• _EXERCISE AIM_
Return all of the entries exactly as written.

• _Records from a data collection_
[start]
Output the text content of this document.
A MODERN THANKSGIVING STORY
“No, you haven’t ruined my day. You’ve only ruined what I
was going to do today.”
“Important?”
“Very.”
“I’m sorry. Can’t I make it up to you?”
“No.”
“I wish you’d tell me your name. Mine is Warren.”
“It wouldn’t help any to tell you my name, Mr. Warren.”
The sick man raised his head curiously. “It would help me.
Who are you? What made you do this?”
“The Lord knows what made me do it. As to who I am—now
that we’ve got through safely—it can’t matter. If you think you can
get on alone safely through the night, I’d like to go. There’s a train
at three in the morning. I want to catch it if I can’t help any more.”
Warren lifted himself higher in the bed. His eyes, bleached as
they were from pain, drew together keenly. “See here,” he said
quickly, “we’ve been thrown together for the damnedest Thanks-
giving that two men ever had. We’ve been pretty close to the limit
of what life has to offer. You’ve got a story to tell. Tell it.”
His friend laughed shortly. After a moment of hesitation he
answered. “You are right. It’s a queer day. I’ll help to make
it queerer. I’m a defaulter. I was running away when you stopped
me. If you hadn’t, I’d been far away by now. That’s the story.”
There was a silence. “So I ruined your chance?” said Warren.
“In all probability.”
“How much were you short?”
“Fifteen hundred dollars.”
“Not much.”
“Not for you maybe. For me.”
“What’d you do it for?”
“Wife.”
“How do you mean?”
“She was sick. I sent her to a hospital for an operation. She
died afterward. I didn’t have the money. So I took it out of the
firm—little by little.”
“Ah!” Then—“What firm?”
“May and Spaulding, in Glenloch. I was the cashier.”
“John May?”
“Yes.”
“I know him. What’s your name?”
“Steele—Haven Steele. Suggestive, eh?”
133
[end]
• _COMPLETE ANSWER_
Output the text content of this document.
A MODERN THANKSGIVING STORY
“No, you haven’t ruined my day. You’ve only ruined what I
was going to do today.”
“Important?”
“Very.”
“I’m sorry. Can’t I make it up to you?”
“No.”
“I wish you’d tell me your name. Mine is Warren.”
“It wouldn’t help any to tell you my name, Mr. Warren.”
The sick man raised his head curiously. “It would help me.
Who are you? What made you do this?”
“The Lord knows what made me do it. As to who I am—now
that we’ve got through safely—it can’t matter. If you think you can
get on alone safely through the night, I’d like to go. There’s a train
at three in the morning. I want to catch it if I can’t help any more.”
Warren lifted himself higher in the bed. His eyes, bleached as
they were from pain, drew together keenly. “See here,” he said
quickly, “we’ve been thrown together for the damnedest Thanks-
giving that two men ever had. We’ve been pretty close to the limit
of what life has to offer. You’ve got a story to tell. Tell it.”
His friend laughed shortly. After a moment of hesitation he
answered. “You are right. It’s a queer day. I’ll help to make
it queerer. I’m a defaulter. I was running away when you stopped
me. If you hadn’t, I’d been far away by now. That’s the story.”
There was a silence. “So I ruined your chance?” said Warren.
“In all probability.”
“How much were you short?”
“Fifteen hundred dollars.”
“Not much.”
“Not for you maybe. For me.”
“What’d you do it for?”
“Wife.”
“How do you mean?”
“She was sick. I sent her to a hospital for an operation. She
died afterward. I didn’t have the money. So I took it out of the
firm—little by little.”
“Ah!” Then—“What firm?”
“May and Spaulding, in Glenloch. I was the cashier.”
“John May?”
“Yes.”
“I know him. What’s your name?”
“Steele—Haven Steele. Suggestive, eh?”
133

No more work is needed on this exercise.